### TASK TO COMPLETE
Search the listing below for the word "icon" and copy each line that holds it.

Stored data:
☆ ☆ ☆
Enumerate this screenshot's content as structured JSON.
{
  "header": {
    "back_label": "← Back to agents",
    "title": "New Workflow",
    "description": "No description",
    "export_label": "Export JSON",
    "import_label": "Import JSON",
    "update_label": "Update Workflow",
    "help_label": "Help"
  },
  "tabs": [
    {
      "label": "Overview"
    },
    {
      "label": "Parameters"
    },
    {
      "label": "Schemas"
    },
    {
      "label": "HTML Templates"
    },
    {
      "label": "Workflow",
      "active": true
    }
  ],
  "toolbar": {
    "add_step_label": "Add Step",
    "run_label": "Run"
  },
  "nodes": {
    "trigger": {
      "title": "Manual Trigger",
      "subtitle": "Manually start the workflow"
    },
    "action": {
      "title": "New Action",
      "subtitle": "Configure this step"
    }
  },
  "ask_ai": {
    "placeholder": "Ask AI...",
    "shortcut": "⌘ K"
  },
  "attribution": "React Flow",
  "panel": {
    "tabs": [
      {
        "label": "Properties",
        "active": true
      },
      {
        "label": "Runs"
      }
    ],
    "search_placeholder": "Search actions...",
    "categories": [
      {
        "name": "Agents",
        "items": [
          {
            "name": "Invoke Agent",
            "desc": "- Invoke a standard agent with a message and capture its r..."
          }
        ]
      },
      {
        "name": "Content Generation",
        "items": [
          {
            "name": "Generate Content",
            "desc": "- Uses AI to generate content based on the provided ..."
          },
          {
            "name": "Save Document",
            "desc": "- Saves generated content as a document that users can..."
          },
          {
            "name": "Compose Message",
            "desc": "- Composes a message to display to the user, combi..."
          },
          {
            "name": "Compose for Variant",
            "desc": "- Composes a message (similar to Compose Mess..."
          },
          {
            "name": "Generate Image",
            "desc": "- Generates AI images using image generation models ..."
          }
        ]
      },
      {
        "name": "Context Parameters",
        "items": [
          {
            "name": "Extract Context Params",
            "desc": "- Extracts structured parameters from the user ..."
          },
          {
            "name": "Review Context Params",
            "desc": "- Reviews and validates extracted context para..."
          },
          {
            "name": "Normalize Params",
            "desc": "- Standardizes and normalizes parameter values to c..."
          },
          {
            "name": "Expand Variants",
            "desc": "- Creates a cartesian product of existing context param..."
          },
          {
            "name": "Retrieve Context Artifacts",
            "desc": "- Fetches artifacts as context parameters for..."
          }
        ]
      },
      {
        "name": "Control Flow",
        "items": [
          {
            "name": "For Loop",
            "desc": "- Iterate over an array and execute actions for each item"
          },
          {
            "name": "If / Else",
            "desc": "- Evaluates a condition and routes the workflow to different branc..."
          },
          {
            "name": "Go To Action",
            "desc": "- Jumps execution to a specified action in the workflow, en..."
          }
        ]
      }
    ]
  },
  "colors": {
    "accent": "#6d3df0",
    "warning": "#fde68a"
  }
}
☆ ☆ ☆
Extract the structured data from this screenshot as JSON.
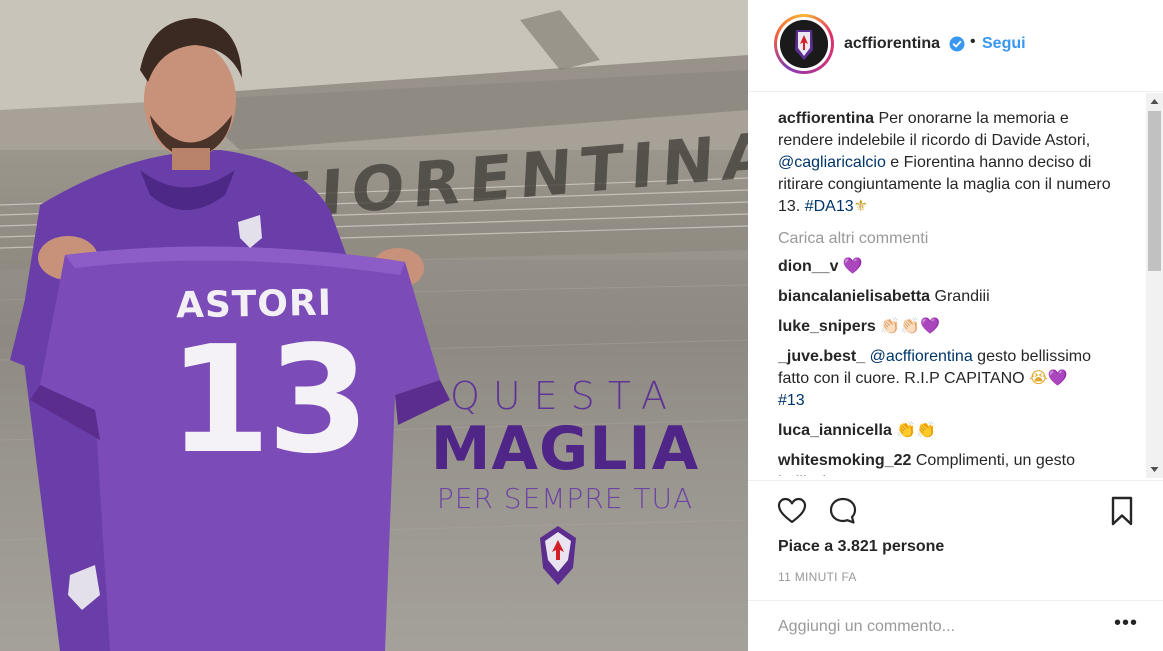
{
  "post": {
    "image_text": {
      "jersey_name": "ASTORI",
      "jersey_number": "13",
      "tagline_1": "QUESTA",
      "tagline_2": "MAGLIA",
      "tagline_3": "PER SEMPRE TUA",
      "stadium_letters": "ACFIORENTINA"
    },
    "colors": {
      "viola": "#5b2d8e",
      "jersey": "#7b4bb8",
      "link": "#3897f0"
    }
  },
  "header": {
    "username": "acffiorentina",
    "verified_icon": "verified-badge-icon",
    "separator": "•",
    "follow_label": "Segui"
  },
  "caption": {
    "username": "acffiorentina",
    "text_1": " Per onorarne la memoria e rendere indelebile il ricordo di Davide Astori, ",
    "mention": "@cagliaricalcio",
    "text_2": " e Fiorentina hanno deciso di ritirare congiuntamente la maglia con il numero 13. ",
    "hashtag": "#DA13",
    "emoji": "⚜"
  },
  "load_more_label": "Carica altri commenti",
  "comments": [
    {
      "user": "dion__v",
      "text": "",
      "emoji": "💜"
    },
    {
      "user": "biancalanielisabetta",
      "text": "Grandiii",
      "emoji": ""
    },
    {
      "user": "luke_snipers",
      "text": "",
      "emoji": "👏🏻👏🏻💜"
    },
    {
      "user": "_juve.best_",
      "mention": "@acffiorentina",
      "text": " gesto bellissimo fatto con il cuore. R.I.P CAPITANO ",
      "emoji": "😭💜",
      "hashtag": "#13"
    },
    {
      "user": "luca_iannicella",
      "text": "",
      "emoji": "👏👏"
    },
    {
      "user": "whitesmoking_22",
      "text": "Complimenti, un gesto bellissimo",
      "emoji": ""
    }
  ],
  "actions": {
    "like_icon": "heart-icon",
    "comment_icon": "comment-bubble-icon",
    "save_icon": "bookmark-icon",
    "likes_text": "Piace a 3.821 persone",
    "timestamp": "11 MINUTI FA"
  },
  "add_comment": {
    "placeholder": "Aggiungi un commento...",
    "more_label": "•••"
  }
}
☆ ☆ ☆
### TASK RESPONSE
    "verified_icon": "verified-badge-icon",
    "like_icon": "heart-icon",
    "comment_icon": "comment-bubble-icon",
    "save_icon": "bookmark-icon",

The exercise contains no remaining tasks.